▸ Set problem
Copy every line in the records below that contains the word "your".

[Stored data]
┌──
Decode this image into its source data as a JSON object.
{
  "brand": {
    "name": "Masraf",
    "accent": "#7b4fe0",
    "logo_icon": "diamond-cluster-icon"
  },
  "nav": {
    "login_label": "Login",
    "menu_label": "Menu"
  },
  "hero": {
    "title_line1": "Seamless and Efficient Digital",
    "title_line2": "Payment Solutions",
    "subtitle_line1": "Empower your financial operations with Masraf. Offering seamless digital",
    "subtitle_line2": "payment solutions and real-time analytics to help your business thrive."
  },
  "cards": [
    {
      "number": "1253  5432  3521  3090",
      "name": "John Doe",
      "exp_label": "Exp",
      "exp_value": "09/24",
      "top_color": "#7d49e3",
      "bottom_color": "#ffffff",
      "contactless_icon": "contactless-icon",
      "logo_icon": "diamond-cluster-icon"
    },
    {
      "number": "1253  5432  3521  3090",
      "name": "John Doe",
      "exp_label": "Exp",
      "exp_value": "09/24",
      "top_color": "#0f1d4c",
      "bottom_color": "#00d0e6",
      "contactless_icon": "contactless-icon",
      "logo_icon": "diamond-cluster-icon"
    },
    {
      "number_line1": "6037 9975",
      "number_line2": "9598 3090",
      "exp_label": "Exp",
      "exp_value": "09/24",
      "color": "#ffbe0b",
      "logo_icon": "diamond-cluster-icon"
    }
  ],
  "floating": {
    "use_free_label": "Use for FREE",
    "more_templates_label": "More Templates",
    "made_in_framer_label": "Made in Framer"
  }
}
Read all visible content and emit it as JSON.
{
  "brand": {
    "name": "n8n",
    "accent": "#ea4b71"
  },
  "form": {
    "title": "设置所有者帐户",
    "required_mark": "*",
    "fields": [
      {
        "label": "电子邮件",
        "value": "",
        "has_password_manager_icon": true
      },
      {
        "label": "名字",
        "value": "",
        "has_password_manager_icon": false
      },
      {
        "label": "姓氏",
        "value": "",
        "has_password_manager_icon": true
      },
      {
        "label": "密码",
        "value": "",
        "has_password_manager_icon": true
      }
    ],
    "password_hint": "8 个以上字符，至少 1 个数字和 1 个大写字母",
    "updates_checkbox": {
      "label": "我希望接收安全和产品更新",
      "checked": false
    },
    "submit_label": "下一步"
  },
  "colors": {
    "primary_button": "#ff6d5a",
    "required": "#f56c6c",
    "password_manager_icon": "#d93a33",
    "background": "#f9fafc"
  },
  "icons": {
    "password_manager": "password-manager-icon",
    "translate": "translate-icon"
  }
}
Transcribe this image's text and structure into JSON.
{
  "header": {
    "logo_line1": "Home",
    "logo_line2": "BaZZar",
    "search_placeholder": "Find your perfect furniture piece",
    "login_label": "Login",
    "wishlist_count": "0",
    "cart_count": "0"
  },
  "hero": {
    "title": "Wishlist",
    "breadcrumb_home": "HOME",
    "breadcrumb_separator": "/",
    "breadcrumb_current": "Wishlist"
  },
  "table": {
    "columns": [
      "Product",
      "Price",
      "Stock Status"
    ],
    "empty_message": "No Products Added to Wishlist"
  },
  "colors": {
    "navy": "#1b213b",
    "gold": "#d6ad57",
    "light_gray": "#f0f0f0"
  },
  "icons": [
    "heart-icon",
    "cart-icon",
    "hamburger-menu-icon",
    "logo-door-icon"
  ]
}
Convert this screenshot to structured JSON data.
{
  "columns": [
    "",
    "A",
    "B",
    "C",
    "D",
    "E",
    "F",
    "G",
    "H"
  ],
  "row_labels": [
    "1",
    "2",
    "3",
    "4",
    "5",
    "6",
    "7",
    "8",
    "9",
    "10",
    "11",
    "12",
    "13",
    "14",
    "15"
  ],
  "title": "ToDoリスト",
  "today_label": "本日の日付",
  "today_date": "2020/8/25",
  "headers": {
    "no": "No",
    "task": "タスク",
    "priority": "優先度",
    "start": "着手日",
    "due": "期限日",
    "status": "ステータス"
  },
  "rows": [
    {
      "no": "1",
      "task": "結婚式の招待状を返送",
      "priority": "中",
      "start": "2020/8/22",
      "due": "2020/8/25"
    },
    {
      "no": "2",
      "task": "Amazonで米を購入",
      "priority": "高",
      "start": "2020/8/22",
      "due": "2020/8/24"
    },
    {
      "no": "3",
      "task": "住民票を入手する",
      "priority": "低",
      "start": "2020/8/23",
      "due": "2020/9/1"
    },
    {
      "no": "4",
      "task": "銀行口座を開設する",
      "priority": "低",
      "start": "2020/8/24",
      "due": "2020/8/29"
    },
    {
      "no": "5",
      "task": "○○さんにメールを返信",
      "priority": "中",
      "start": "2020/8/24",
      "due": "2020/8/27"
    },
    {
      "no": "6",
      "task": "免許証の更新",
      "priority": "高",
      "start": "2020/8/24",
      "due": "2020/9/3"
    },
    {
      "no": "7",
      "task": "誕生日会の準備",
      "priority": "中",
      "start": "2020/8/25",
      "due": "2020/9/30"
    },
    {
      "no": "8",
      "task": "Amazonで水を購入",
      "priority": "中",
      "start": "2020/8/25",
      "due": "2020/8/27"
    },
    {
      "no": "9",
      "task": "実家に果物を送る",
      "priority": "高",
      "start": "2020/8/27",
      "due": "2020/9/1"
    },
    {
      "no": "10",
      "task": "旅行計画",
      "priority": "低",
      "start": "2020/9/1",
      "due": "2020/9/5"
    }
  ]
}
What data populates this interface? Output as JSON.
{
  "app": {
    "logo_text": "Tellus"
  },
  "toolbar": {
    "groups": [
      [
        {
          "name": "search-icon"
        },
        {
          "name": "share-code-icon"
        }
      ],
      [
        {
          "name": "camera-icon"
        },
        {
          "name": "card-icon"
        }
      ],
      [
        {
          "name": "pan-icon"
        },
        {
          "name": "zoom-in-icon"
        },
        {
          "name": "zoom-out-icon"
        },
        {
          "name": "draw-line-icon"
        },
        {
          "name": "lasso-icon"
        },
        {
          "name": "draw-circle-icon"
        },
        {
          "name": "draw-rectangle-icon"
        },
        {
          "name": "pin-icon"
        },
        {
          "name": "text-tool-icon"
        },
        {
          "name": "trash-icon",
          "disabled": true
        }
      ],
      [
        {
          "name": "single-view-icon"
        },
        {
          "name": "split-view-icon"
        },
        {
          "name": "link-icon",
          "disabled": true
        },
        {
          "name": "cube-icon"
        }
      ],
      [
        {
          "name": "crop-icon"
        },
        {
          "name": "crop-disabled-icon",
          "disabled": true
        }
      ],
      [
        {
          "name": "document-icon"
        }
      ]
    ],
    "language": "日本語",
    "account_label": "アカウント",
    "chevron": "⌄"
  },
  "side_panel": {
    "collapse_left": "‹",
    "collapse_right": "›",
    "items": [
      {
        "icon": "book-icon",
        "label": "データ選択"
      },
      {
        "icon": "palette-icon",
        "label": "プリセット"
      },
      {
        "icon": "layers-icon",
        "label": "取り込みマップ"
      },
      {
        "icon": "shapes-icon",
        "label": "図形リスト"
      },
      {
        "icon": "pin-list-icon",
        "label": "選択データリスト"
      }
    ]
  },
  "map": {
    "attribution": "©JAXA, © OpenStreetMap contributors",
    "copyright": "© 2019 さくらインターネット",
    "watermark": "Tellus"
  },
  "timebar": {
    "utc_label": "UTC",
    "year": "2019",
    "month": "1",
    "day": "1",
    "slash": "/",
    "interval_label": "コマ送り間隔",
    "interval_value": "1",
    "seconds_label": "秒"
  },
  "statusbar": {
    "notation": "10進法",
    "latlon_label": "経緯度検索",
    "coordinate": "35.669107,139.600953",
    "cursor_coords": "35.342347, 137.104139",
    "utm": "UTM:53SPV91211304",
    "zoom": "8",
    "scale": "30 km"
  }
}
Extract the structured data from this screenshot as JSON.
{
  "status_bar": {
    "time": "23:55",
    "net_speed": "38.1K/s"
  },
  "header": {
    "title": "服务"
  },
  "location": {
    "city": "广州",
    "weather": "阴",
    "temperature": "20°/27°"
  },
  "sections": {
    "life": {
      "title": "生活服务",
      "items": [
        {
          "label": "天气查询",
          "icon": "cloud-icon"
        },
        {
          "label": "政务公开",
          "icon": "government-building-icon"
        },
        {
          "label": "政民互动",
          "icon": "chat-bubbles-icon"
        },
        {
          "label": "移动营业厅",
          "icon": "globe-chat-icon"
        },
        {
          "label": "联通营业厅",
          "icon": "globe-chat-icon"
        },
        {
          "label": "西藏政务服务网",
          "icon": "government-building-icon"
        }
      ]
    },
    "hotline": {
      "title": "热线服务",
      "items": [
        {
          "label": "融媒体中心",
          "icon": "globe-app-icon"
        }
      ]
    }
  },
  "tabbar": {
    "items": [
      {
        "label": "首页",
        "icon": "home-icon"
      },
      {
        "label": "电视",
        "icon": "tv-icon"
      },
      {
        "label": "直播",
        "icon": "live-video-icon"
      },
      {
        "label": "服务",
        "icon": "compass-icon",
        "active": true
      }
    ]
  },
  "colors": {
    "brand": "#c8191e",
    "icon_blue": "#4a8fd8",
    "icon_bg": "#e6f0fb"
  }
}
└──
▸ Answer below
    "subtitle_line1": "Empower your financial operations with Masraf. Offering seamless digital",
    "subtitle_line2": "payment solutions and real-time analytics to help your business thrive."
    "search_placeholder": "Find your perfect furniture piece",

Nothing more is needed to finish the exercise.